### STATED PROBLEM
Only a number is wanted. Count the lines holding the string "content".

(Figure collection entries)

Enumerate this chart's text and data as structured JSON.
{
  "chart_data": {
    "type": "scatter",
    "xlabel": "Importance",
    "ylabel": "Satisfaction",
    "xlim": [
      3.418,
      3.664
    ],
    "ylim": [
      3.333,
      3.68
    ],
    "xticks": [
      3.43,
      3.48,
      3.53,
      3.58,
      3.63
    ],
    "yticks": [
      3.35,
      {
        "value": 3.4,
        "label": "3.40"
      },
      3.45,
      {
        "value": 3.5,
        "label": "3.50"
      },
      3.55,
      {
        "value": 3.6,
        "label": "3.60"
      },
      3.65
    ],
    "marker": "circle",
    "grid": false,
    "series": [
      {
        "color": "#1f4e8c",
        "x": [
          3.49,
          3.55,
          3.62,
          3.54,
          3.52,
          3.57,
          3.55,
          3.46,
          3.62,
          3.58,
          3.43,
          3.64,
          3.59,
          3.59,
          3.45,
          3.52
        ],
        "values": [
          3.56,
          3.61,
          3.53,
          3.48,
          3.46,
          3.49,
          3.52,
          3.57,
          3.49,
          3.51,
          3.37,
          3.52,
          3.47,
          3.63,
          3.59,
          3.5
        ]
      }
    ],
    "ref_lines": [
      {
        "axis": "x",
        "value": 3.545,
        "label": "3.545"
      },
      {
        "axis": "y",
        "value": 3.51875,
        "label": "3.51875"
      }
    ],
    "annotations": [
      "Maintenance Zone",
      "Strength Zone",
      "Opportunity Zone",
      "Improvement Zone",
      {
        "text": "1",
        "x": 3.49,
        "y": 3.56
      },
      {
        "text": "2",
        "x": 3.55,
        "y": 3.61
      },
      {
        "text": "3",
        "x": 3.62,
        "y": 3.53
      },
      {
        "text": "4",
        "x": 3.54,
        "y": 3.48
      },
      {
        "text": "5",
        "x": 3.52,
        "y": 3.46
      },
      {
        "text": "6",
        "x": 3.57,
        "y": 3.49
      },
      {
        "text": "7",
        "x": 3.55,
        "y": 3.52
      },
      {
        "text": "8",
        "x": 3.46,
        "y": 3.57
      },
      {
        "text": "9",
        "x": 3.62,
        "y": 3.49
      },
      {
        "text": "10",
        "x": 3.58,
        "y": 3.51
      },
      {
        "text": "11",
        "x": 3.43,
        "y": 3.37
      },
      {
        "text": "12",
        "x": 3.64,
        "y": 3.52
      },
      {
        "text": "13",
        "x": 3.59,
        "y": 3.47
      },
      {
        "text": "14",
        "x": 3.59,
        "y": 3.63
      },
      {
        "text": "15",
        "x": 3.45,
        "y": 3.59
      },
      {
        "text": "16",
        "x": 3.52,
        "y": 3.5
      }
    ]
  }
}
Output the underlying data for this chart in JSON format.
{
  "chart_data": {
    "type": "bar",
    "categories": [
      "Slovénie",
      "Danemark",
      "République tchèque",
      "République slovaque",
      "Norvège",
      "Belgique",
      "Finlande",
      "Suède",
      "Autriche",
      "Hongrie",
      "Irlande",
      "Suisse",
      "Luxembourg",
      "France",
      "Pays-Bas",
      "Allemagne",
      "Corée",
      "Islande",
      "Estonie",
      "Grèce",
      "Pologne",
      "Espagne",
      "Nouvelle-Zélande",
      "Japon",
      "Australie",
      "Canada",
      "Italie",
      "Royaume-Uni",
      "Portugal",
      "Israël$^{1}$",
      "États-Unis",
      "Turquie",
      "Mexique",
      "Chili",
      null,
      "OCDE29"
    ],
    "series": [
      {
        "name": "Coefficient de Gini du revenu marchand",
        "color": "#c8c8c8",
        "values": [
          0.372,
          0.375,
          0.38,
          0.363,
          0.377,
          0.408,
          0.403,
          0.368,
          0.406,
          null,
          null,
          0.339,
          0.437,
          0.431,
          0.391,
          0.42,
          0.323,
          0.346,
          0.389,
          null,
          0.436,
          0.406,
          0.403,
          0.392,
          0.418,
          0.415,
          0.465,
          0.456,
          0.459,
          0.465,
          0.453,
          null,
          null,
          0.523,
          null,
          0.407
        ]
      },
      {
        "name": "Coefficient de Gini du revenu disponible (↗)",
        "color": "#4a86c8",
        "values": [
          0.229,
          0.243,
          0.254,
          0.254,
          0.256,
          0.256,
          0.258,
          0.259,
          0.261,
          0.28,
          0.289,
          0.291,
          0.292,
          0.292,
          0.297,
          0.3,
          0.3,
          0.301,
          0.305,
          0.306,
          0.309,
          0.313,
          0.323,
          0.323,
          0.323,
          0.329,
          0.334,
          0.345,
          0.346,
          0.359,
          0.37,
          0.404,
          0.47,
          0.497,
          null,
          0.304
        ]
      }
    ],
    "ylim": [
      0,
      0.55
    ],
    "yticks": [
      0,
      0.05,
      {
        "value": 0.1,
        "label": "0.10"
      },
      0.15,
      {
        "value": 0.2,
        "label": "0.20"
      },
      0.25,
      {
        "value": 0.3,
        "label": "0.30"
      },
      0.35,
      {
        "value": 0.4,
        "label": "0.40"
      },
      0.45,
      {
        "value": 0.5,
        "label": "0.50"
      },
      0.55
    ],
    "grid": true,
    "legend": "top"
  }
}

* * *

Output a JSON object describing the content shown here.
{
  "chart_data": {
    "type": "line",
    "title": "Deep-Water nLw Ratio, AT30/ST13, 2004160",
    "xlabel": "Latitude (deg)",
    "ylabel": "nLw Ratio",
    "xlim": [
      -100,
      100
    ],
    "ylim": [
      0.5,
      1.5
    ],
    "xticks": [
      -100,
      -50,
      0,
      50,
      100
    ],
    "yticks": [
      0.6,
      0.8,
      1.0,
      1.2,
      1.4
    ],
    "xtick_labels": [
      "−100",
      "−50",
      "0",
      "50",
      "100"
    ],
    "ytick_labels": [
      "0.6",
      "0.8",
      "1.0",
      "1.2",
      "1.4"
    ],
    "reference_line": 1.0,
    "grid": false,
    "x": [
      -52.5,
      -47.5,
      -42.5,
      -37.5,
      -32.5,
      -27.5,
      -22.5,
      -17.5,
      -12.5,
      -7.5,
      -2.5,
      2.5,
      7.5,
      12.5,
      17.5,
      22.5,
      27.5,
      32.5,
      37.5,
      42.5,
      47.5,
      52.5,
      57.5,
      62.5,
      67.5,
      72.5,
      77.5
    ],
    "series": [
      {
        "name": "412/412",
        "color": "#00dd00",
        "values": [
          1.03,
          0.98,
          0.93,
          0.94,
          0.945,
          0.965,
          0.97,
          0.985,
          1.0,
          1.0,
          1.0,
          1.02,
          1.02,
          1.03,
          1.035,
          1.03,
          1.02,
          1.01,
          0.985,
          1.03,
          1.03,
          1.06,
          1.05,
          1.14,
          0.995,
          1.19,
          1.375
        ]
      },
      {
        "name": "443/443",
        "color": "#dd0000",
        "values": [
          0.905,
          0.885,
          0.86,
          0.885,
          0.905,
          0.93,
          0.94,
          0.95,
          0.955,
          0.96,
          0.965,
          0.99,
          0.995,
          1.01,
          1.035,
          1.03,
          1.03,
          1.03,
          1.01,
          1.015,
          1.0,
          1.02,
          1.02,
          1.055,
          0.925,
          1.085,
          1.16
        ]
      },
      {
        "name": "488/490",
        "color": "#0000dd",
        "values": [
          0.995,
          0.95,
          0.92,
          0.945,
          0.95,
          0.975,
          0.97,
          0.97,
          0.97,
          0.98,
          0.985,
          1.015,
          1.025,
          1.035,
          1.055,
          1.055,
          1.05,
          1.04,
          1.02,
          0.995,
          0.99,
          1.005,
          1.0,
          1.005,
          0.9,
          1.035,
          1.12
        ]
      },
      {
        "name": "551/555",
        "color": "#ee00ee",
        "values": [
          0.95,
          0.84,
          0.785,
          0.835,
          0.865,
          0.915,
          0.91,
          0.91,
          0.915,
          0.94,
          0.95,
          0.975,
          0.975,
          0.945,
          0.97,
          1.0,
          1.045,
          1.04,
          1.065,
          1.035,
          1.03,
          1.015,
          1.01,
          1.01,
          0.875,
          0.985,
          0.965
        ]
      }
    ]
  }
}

...

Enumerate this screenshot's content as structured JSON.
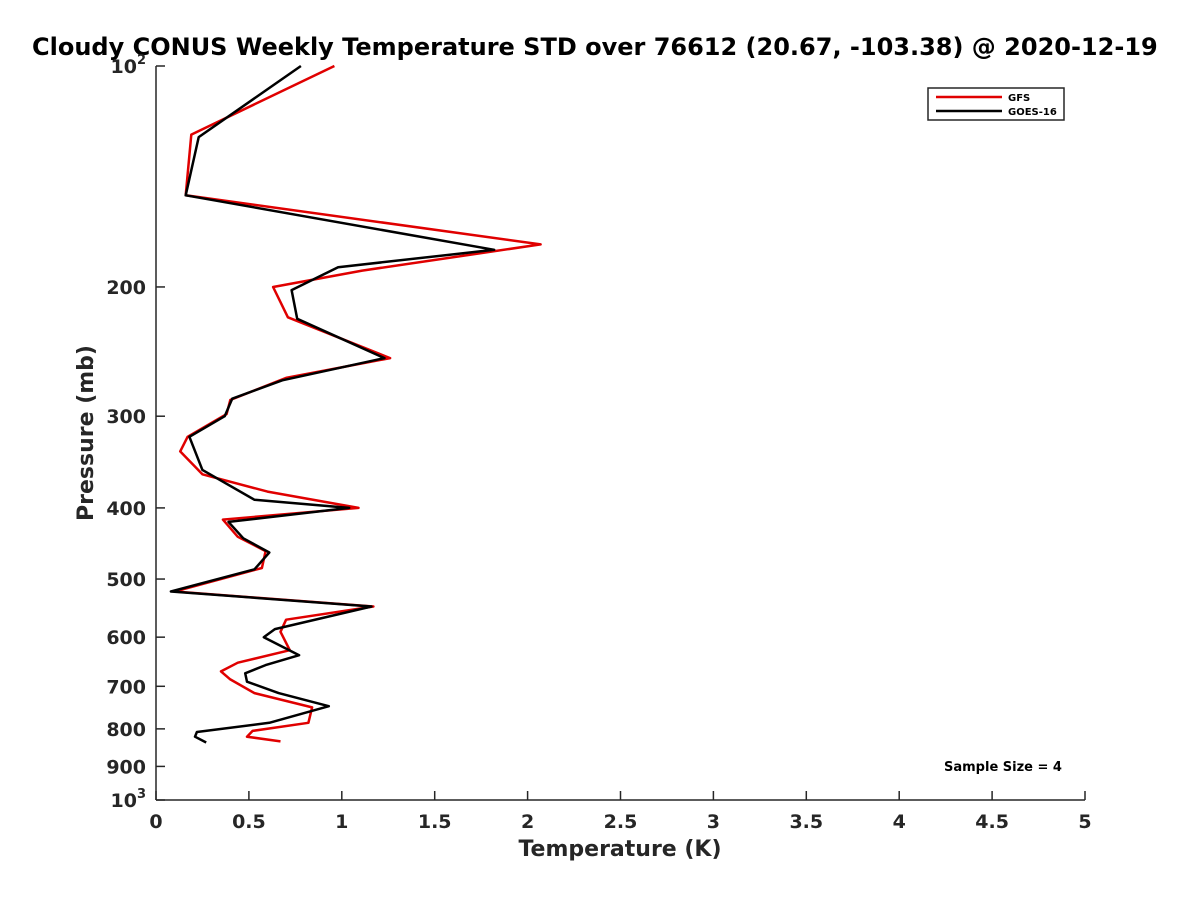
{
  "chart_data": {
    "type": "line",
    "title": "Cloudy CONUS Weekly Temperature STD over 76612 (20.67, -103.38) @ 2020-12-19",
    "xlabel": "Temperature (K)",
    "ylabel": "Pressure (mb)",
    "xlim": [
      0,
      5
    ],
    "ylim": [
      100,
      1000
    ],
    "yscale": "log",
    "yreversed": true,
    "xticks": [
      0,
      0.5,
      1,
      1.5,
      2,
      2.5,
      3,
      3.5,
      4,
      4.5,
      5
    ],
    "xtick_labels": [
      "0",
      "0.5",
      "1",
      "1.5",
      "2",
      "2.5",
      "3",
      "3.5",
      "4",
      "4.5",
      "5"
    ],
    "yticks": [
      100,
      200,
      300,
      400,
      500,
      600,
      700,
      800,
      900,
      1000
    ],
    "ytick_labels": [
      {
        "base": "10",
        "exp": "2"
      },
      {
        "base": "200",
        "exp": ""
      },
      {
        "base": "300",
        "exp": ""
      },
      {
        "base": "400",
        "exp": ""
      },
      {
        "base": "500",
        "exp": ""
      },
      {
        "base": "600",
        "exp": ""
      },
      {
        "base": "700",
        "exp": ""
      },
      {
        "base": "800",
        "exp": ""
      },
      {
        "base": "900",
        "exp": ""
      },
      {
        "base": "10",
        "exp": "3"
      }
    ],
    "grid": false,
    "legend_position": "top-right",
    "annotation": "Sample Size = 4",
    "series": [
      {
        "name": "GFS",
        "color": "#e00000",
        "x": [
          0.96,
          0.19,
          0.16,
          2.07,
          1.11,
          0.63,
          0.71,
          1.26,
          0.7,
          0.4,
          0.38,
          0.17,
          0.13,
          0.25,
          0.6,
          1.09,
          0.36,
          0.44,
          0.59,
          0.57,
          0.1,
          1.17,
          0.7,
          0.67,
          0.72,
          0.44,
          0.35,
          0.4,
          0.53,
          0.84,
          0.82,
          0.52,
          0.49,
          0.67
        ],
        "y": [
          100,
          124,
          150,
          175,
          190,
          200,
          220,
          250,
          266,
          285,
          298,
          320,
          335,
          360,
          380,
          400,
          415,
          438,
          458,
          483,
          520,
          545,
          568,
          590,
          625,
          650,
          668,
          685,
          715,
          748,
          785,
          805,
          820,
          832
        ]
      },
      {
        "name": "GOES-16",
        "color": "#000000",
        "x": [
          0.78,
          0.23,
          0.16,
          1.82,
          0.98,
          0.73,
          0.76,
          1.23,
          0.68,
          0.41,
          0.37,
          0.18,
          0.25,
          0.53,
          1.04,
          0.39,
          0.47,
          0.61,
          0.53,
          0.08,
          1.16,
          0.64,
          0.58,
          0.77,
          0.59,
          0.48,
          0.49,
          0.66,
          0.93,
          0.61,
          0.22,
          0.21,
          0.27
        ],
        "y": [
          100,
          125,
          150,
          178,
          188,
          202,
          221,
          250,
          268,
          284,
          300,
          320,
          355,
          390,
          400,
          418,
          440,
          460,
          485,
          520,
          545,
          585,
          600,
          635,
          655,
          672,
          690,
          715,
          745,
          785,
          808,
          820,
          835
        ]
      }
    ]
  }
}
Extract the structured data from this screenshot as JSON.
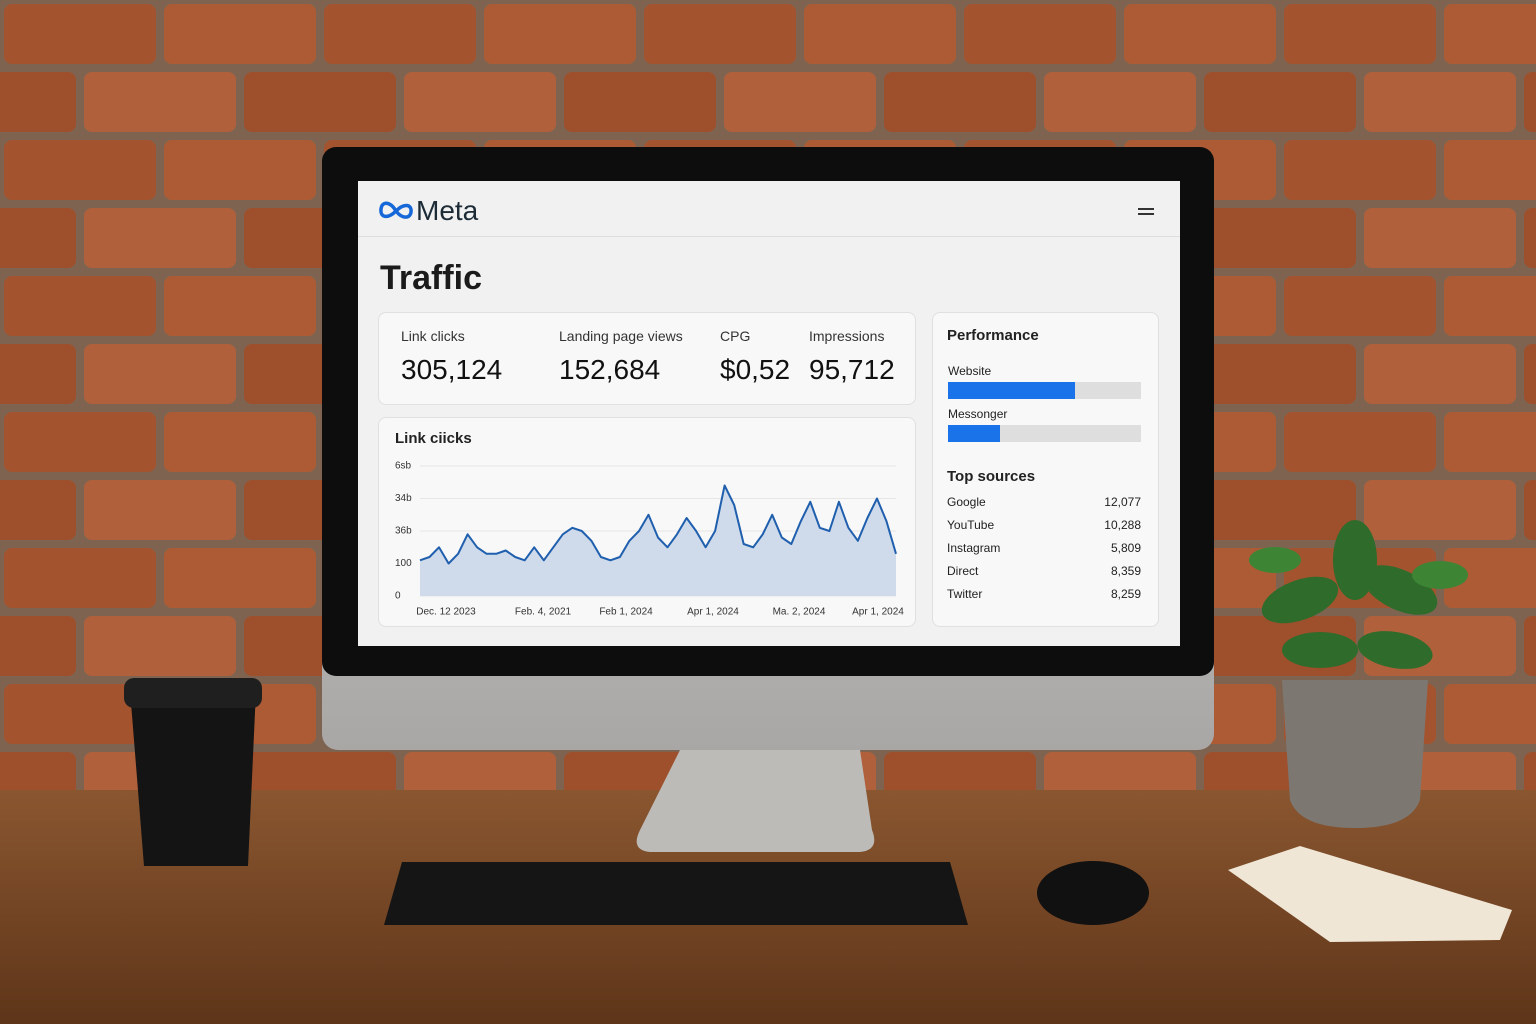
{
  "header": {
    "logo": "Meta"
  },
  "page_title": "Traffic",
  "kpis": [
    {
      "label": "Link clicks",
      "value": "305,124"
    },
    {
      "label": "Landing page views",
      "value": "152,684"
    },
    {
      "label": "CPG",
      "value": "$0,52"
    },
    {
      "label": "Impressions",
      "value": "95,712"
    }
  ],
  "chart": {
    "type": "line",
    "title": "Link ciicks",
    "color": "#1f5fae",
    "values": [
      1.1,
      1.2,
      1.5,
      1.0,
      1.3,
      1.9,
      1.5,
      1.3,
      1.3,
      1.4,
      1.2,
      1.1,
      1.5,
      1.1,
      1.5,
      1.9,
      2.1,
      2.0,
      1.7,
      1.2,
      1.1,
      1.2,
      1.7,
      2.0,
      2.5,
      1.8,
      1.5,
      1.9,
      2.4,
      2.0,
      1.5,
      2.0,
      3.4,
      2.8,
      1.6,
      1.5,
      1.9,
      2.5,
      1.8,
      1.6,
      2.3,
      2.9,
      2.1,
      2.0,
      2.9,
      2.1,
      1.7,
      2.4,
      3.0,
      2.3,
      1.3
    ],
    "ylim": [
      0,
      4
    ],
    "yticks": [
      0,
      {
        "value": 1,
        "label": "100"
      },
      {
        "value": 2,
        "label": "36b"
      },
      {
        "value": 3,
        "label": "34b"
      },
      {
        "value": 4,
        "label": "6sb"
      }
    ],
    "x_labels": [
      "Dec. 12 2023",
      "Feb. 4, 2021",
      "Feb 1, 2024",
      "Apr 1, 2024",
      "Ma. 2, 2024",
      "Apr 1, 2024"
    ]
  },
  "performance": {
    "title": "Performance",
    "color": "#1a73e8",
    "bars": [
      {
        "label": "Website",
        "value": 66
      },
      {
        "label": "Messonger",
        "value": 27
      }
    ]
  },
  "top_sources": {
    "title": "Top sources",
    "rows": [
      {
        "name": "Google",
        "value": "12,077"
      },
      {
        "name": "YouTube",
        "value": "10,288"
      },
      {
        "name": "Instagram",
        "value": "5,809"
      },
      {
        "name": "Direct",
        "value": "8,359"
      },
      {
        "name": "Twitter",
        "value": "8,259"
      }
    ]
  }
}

### FINISHED ANSWER
2